> _EXTRACTED RECORDS_

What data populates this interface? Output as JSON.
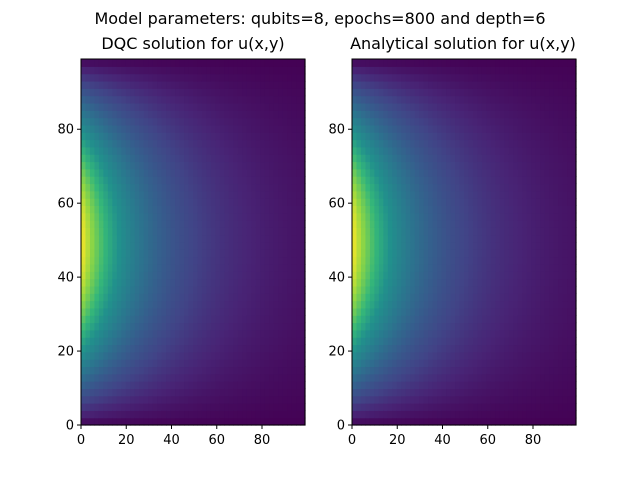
{
  "figure": {
    "suptitle": "Model parameters: qubits=8, epochs=800 and depth=6"
  },
  "chart_data": [
    {
      "type": "heatmap",
      "title": "DQC solution for u(x,y)",
      "xlabel": "",
      "ylabel": "",
      "xlim": [
        0,
        99
      ],
      "ylim": [
        0,
        99
      ],
      "x_ticks": [
        0,
        20,
        40,
        60,
        80
      ],
      "y_ticks": [
        0,
        20,
        40,
        60,
        80
      ],
      "colormap": "viridis",
      "origin": "lower",
      "grid": false,
      "description_of_values": "high (yellow) near x=0, y≈50; decays with increasing x and toward y=0 and y=99",
      "approx_max": 1.0,
      "approx_min": 0.0
    },
    {
      "type": "heatmap",
      "title": "Analytical solution for u(x,y)",
      "xlabel": "",
      "ylabel": "",
      "xlim": [
        0,
        99
      ],
      "ylim": [
        0,
        99
      ],
      "x_ticks": [
        0,
        20,
        40,
        60,
        80
      ],
      "y_ticks": [
        0,
        20,
        40,
        60,
        80
      ],
      "colormap": "viridis",
      "origin": "lower",
      "grid": false,
      "description_of_values": "high (yellow) near x=0, y≈50; decays with increasing x and toward y=0 and y=99",
      "approx_max": 1.0,
      "approx_min": 0.0
    }
  ]
}
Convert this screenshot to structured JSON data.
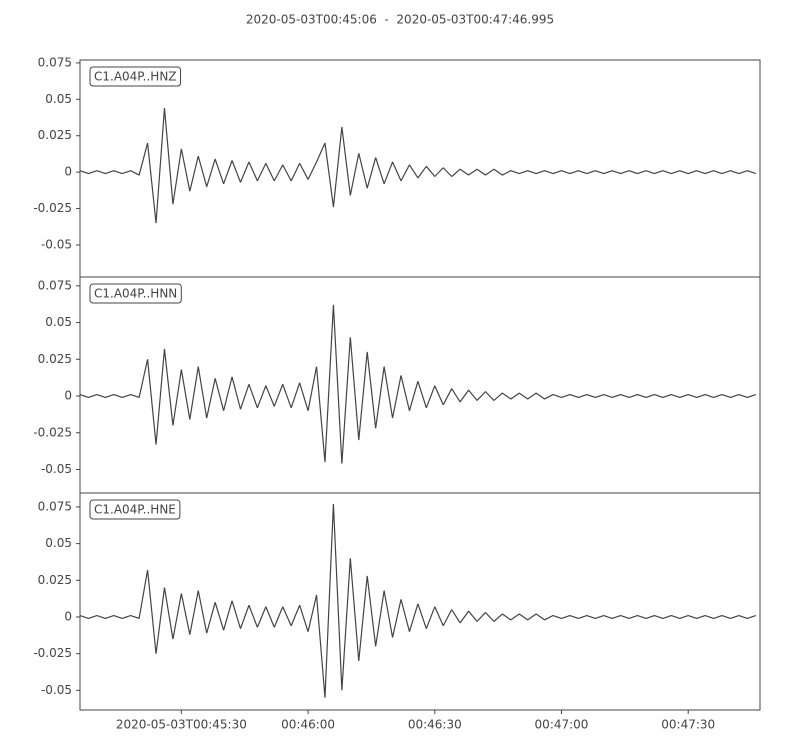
{
  "chart_data": [
    {
      "type": "line",
      "title": "2020-05-03T00:45:06  -  2020-05-03T00:47:46.995",
      "label": "C1.A04P..HNZ",
      "color": "#444444",
      "xlim": [
        0,
        160.995
      ],
      "ylim": [
        -0.072,
        0.077
      ],
      "yticks": [
        -0.05,
        -0.025,
        0.0,
        0.025,
        0.05,
        0.075
      ],
      "x": [
        0,
        2,
        4,
        6,
        8,
        10,
        12,
        14,
        16,
        18,
        20,
        22,
        24,
        26,
        28,
        30,
        32,
        34,
        36,
        38,
        40,
        42,
        44,
        46,
        48,
        50,
        52,
        54,
        56,
        58,
        60,
        62,
        64,
        66,
        68,
        70,
        72,
        74,
        76,
        78,
        80,
        82,
        84,
        86,
        88,
        90,
        92,
        94,
        96,
        98,
        100,
        102,
        104,
        106,
        108,
        110,
        112,
        114,
        116,
        118,
        120,
        122,
        124,
        126,
        128,
        130,
        132,
        134,
        136,
        138,
        140,
        142,
        144,
        146,
        148,
        150,
        152,
        154,
        156,
        158,
        160
      ],
      "values": [
        0.001,
        -0.001,
        0.001,
        -0.001,
        0.001,
        -0.001,
        0.001,
        -0.002,
        0.02,
        -0.035,
        0.044,
        -0.022,
        0.016,
        -0.013,
        0.011,
        -0.01,
        0.009,
        -0.008,
        0.008,
        -0.007,
        0.007,
        -0.006,
        0.006,
        -0.006,
        0.005,
        -0.006,
        0.006,
        -0.005,
        0.007,
        0.02,
        -0.024,
        0.031,
        -0.016,
        0.013,
        -0.011,
        0.01,
        -0.008,
        0.007,
        -0.006,
        0.005,
        -0.004,
        0.004,
        -0.003,
        0.003,
        -0.003,
        0.002,
        -0.002,
        0.002,
        -0.002,
        0.002,
        -0.002,
        0.001,
        -0.001,
        0.001,
        -0.001,
        0.001,
        -0.001,
        0.001,
        -0.001,
        0.001,
        -0.001,
        0.001,
        -0.001,
        0.001,
        -0.001,
        0.001,
        -0.001,
        0.001,
        -0.001,
        0.001,
        -0.001,
        0.001,
        -0.001,
        0.001,
        -0.001,
        0.001,
        -0.001,
        0.001,
        -0.001,
        0.001,
        -0.001
      ]
    },
    {
      "type": "line",
      "label": "C1.A04P..HNN",
      "color": "#444444",
      "xlim": [
        0,
        160.995
      ],
      "ylim": [
        -0.066,
        0.081
      ],
      "yticks": [
        -0.05,
        -0.025,
        0.0,
        0.025,
        0.05,
        0.075
      ],
      "x": [
        0,
        2,
        4,
        6,
        8,
        10,
        12,
        14,
        16,
        18,
        20,
        22,
        24,
        26,
        28,
        30,
        32,
        34,
        36,
        38,
        40,
        42,
        44,
        46,
        48,
        50,
        52,
        54,
        56,
        58,
        60,
        62,
        64,
        66,
        68,
        70,
        72,
        74,
        76,
        78,
        80,
        82,
        84,
        86,
        88,
        90,
        92,
        94,
        96,
        98,
        100,
        102,
        104,
        106,
        108,
        110,
        112,
        114,
        116,
        118,
        120,
        122,
        124,
        126,
        128,
        130,
        132,
        134,
        136,
        138,
        140,
        142,
        144,
        146,
        148,
        150,
        152,
        154,
        156,
        158,
        160
      ],
      "values": [
        0.001,
        -0.001,
        0.001,
        -0.001,
        0.001,
        -0.001,
        0.001,
        -0.001,
        0.025,
        -0.033,
        0.032,
        -0.02,
        0.018,
        -0.016,
        0.02,
        -0.015,
        0.012,
        -0.01,
        0.013,
        -0.009,
        0.008,
        -0.008,
        0.007,
        -0.007,
        0.008,
        -0.008,
        0.009,
        -0.01,
        0.02,
        -0.045,
        0.062,
        -0.046,
        0.04,
        -0.03,
        0.03,
        -0.022,
        0.02,
        -0.015,
        0.014,
        -0.01,
        0.01,
        -0.008,
        0.007,
        -0.006,
        0.005,
        -0.004,
        0.004,
        -0.003,
        0.003,
        -0.003,
        0.002,
        -0.002,
        0.002,
        -0.002,
        0.002,
        -0.002,
        0.001,
        -0.001,
        0.001,
        -0.001,
        0.001,
        -0.001,
        0.001,
        -0.001,
        0.001,
        -0.001,
        0.001,
        -0.001,
        0.001,
        -0.001,
        0.001,
        -0.001,
        0.001,
        -0.001,
        0.001,
        -0.001,
        0.001,
        -0.001,
        0.001,
        -0.001,
        0.001
      ]
    },
    {
      "type": "line",
      "label": "C1.A04P..HNE",
      "color": "#444444",
      "xlim": [
        0,
        160.995
      ],
      "ylim": [
        -0.0634,
        0.0845
      ],
      "yticks": [
        -0.05,
        -0.025,
        0.0,
        0.025,
        0.05,
        0.075
      ],
      "xticks": [
        {
          "value": 24,
          "label": "2020-05-03T00:45:30"
        },
        {
          "value": 54,
          "label": "00:46:00"
        },
        {
          "value": 84,
          "label": "00:46:30"
        },
        {
          "value": 114,
          "label": "00:47:00"
        },
        {
          "value": 144,
          "label": "00:47:30"
        }
      ],
      "x": [
        0,
        2,
        4,
        6,
        8,
        10,
        12,
        14,
        16,
        18,
        20,
        22,
        24,
        26,
        28,
        30,
        32,
        34,
        36,
        38,
        40,
        42,
        44,
        46,
        48,
        50,
        52,
        54,
        56,
        58,
        60,
        62,
        64,
        66,
        68,
        70,
        72,
        74,
        76,
        78,
        80,
        82,
        84,
        86,
        88,
        90,
        92,
        94,
        96,
        98,
        100,
        102,
        104,
        106,
        108,
        110,
        112,
        114,
        116,
        118,
        120,
        122,
        124,
        126,
        128,
        130,
        132,
        134,
        136,
        138,
        140,
        142,
        144,
        146,
        148,
        150,
        152,
        154,
        156,
        158,
        160
      ],
      "values": [
        0.001,
        -0.001,
        0.001,
        -0.001,
        0.001,
        -0.001,
        0.001,
        -0.001,
        0.032,
        -0.025,
        0.02,
        -0.015,
        0.016,
        -0.012,
        0.018,
        -0.011,
        0.01,
        -0.009,
        0.011,
        -0.008,
        0.008,
        -0.007,
        0.007,
        -0.007,
        0.007,
        -0.006,
        0.008,
        -0.01,
        0.015,
        -0.055,
        0.077,
        -0.05,
        0.04,
        -0.03,
        0.028,
        -0.02,
        0.018,
        -0.014,
        0.012,
        -0.01,
        0.009,
        -0.008,
        0.007,
        -0.006,
        0.005,
        -0.004,
        0.004,
        -0.003,
        0.003,
        -0.003,
        0.002,
        -0.002,
        0.002,
        -0.002,
        0.002,
        -0.002,
        0.001,
        -0.001,
        0.001,
        -0.001,
        0.001,
        -0.001,
        0.001,
        -0.001,
        0.001,
        -0.001,
        0.001,
        -0.001,
        0.001,
        -0.001,
        0.001,
        -0.001,
        0.001,
        -0.001,
        0.001,
        -0.001,
        0.001,
        -0.001,
        0.001,
        -0.001,
        0.001
      ]
    }
  ]
}
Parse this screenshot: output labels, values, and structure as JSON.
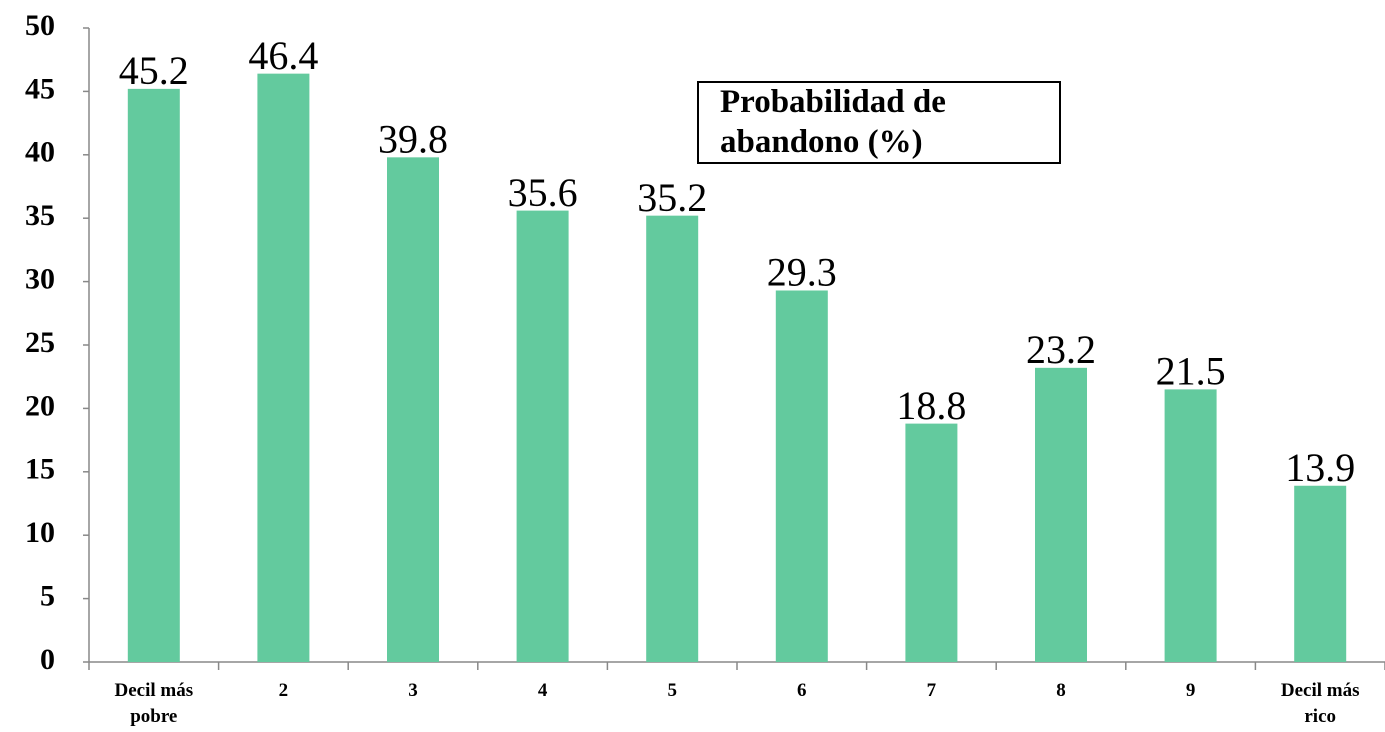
{
  "chart_data": {
    "type": "bar",
    "title": "Probabilidad de abandono (%)",
    "categories": [
      "Decil más pobre",
      "2",
      "3",
      "4",
      "5",
      "6",
      "7",
      "8",
      "9",
      "Decil más rico"
    ],
    "values": [
      45.2,
      46.4,
      39.8,
      35.6,
      35.2,
      29.3,
      18.8,
      23.2,
      21.5,
      13.9
    ],
    "color": "#63ca9e",
    "ylim": [
      0,
      50
    ],
    "yticks": [
      0,
      5,
      10,
      15,
      20,
      25,
      30,
      35,
      40,
      45,
      50
    ],
    "grid": false
  }
}
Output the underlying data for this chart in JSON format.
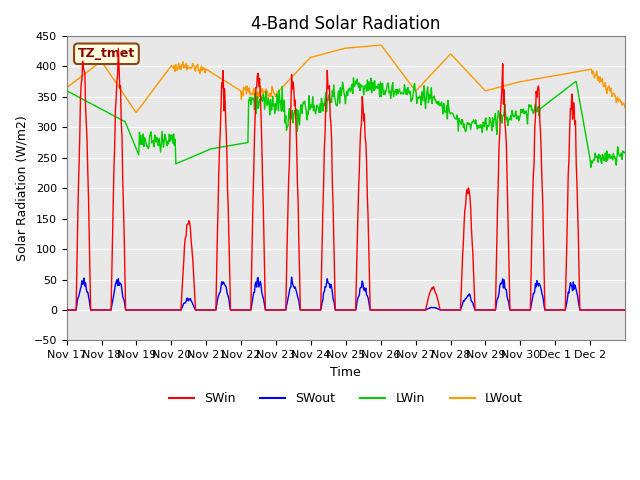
{
  "title": "4-Band Solar Radiation",
  "ylabel": "Solar Radiation (W/m2)",
  "xlabel": "Time",
  "annotation": "TZ_tmet",
  "ylim": [
    -50,
    450
  ],
  "yticks": [
    -50,
    0,
    50,
    100,
    150,
    200,
    250,
    300,
    350,
    400,
    450
  ],
  "xtick_positions": [
    0,
    1,
    2,
    3,
    4,
    5,
    6,
    7,
    8,
    9,
    10,
    11,
    12,
    13,
    14,
    15
  ],
  "xtick_labels": [
    "Nov 17",
    "Nov 18",
    "Nov 19",
    "Nov 20",
    "Nov 21",
    "Nov 22",
    "Nov 23",
    "Nov 24",
    "Nov 25",
    "Nov 26",
    "Nov 27",
    "Nov 28",
    "Nov 29",
    "Nov 30",
    "Dec 1",
    "Dec 2"
  ],
  "colors": {
    "SWin": "#ff0000",
    "SWout": "#0000ff",
    "LWin": "#00cc00",
    "LWout": "#ff9900"
  },
  "bg_color": "#e8e8e8",
  "title_fontsize": 12,
  "axis_fontsize": 9,
  "tick_fontsize": 8,
  "n_days": 16,
  "pts_per_day": 48
}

> _WHAT YOU SHOULD DO_
Only the lines from the one that holds "Output the underlying" through the end of the records above should be printed again, exactly as they are. Leave out the pictures.

> _FINAL RESULT_
Output the underlying data for this chart in JSON format.
{
  "title": "4-Band Solar Radiation",
  "ylabel": "Solar Radiation (W/m2)",
  "xlabel": "Time",
  "annotation": "TZ_tmet",
  "ylim": [
    -50,
    450
  ],
  "yticks": [
    -50,
    0,
    50,
    100,
    150,
    200,
    250,
    300,
    350,
    400,
    450
  ],
  "xtick_positions": [
    0,
    1,
    2,
    3,
    4,
    5,
    6,
    7,
    8,
    9,
    10,
    11,
    12,
    13,
    14,
    15
  ],
  "xtick_labels": [
    "Nov 17",
    "Nov 18",
    "Nov 19",
    "Nov 20",
    "Nov 21",
    "Nov 22",
    "Nov 23",
    "Nov 24",
    "Nov 25",
    "Nov 26",
    "Nov 27",
    "Nov 28",
    "Nov 29",
    "Nov 30",
    "Dec 1",
    "Dec 2"
  ],
  "colors": {
    "SWin": "#ff0000",
    "SWout": "#0000ff",
    "LWin": "#00cc00",
    "LWout": "#ff9900"
  },
  "bg_color": "#e8e8e8",
  "title_fontsize": 12,
  "axis_fontsize": 9,
  "tick_fontsize": 8,
  "n_days": 16,
  "pts_per_day": 48
}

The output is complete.